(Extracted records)
————————

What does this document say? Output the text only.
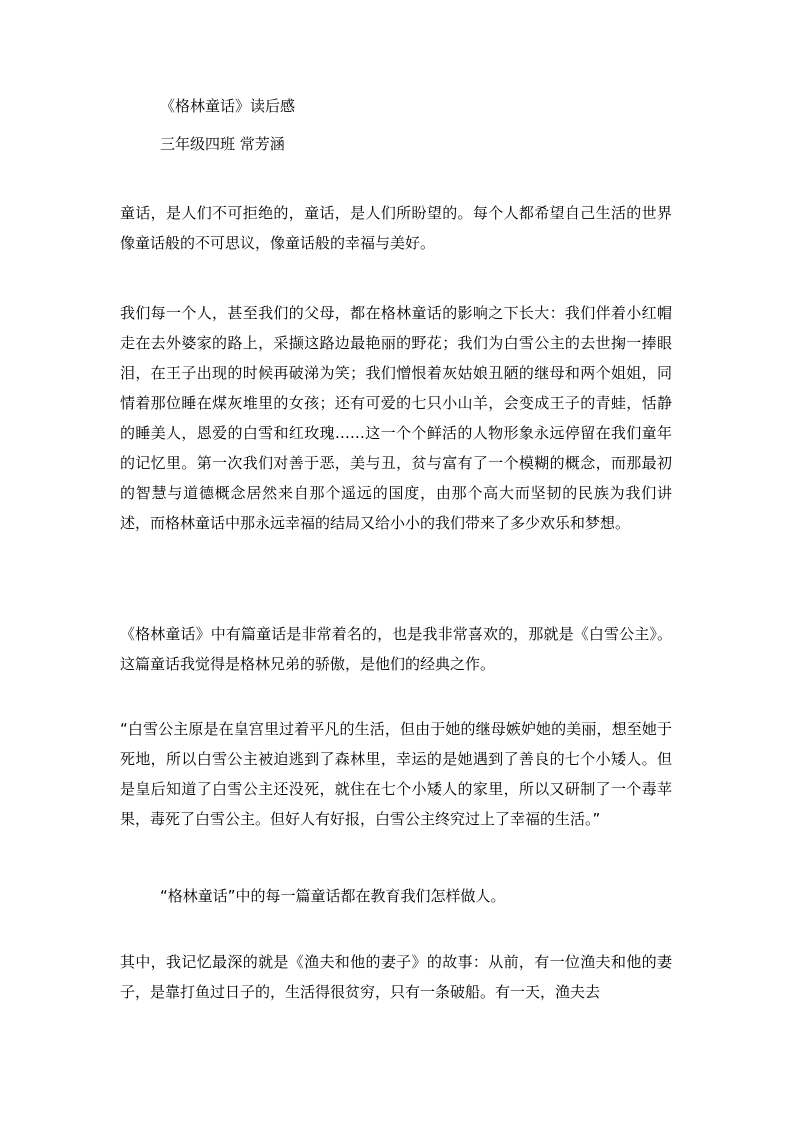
《格林童话》读后感
三年级四班 常芳涵

童话，是人们不可拒绝的，童话，是人们所盼望的。每个人都希望自己生活的世界像童话般的不可思议，像童话般的幸福与美好。

我们每一个人，甚至我们的父母，都在格林童话的影响之下长大：我们伴着小红帽走在去外婆家的路上，采撷这路边最艳丽的野花；我们为白雪公主的去世掬一捧眼泪，在王子出现的时候再破涕为笑；我们憎恨着灰姑娘丑陋的继母和两个姐姐，同情着那位睡在煤灰堆里的女孩；还有可爱的七只小山羊，会变成王子的青蛙，恬静的睡美人，恩爱的白雪和红玫瑰……这一个个鲜活的人物形象永远停留在我们童年的记忆里。第一次我们对善于恶，美与丑，贫与富有了一个模糊的概念，而那最初的智慧与道德概念居然来自那个遥远的国度，由那个高大而坚韧的民族为我们讲述，而格林童话中那永远幸福的结局又给小小的我们带来了多少欢乐和梦想。

《格林童话》中有篇童话是非常着名的，也是我非常喜欢的，那就是《白雪公主》。这篇童话我觉得是格林兄弟的骄傲，是他们的经典之作。

“白雪公主原是在皇宫里过着平凡的生活，但由于她的继母嫉妒她的美丽，想至她于死地，所以白雪公主被迫逃到了森林里，幸运的是她遇到了善良的七个小矮人。但是皇后知道了白雪公主还没死，就住在七个小矮人的家里，所以又研制了一个毒苹果，毒死了白雪公主。但好人有好报，白雪公主终究过上了幸福的生活。”

“格林童话”中的每一篇童话都在教育我们怎样做人。

其中，我记忆最深的就是《渔夫和他的妻子》的故事：从前，有一位渔夫和他的妻子，是靠打鱼过日子的，生活得很贫穷，只有一条破船。有一天，渔夫去
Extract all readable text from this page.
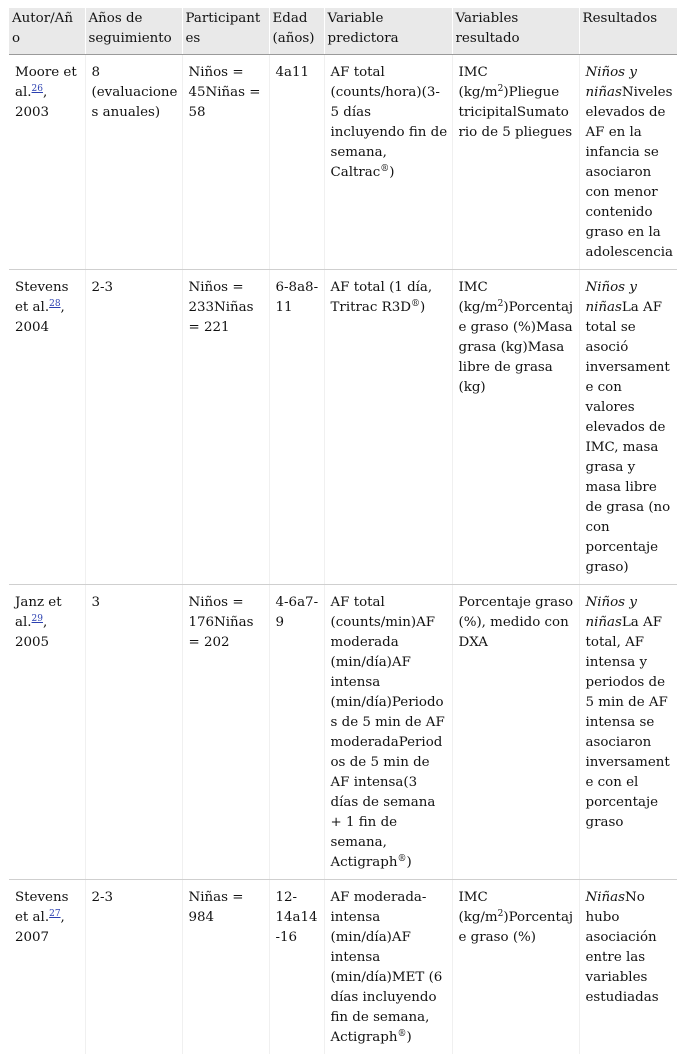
Autor/Año	Años de seguimiento	Participantes	Edad (años)	Variable predictora	Variables resultado	Resultados
Moore et al.$^{26}$, 2003	8 (evaluaciones anuales)	Niños = 45Niñas = 58	4a11	AF total (counts/hora)(3-5 días incluyendo fin de semana, Caltrac®)	IMC $(kg/m^2)Pliegue$ tricipitalSumatorio de 5 pliegues	Niños y niñasNiveles elevados de AF en la infancia se asociaron con menor contenido graso en la adolescencia
Stevens et al.$^{28}$, 2004	2-3	Niños = 233Niñas = 221	6-8a8-11	AF total (1 día, Tritrac R3D®)	IMC $(kg/m^2)Porcentaje$ graso (%)Masa grasa (kg)Masa libre de grasa (kg)	Niños y niñasLa AF total se asoció inversamente con valores elevados de IMC, masa grasa y masa libre de grasa (no con porcentaje graso)
Janz et al.$^{29}$, 2005	3	Niños = 176Niñas = 202	4-6a7-9	AF total (counts/min)AF moderada (min/día)AF intensa (min/día)Periodos de 5 min de AF moderadaPeriodos de 5 min de AF intensa(3 días de semana + 1 fin de semana, Actigraph®)	Porcentaje graso (%), medido con DXA	Niños y niñasLa AF total, AF intensa y periodos de 5 min de AF intensa se asociaron inversamente con el porcentaje graso
Stevens et al.$^{27}$, 2007	2-3	Niñas = 984	12-14a14-16	AF moderada-intensa (min/día)AF intensa (min/día)MET (6 días incluyendo fin de semana, Actigraph®)	IMC $(kg/m^2)Porcentaje$ graso (%)	NiñasNo hubo asociación entre las variables estudiadas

————————

WORK TO BE COMPLETED » Return from the data every line that holds "this".

EXPECTED ANSWER »
What does this document say? Output the text only.
Extract all readable text from this page.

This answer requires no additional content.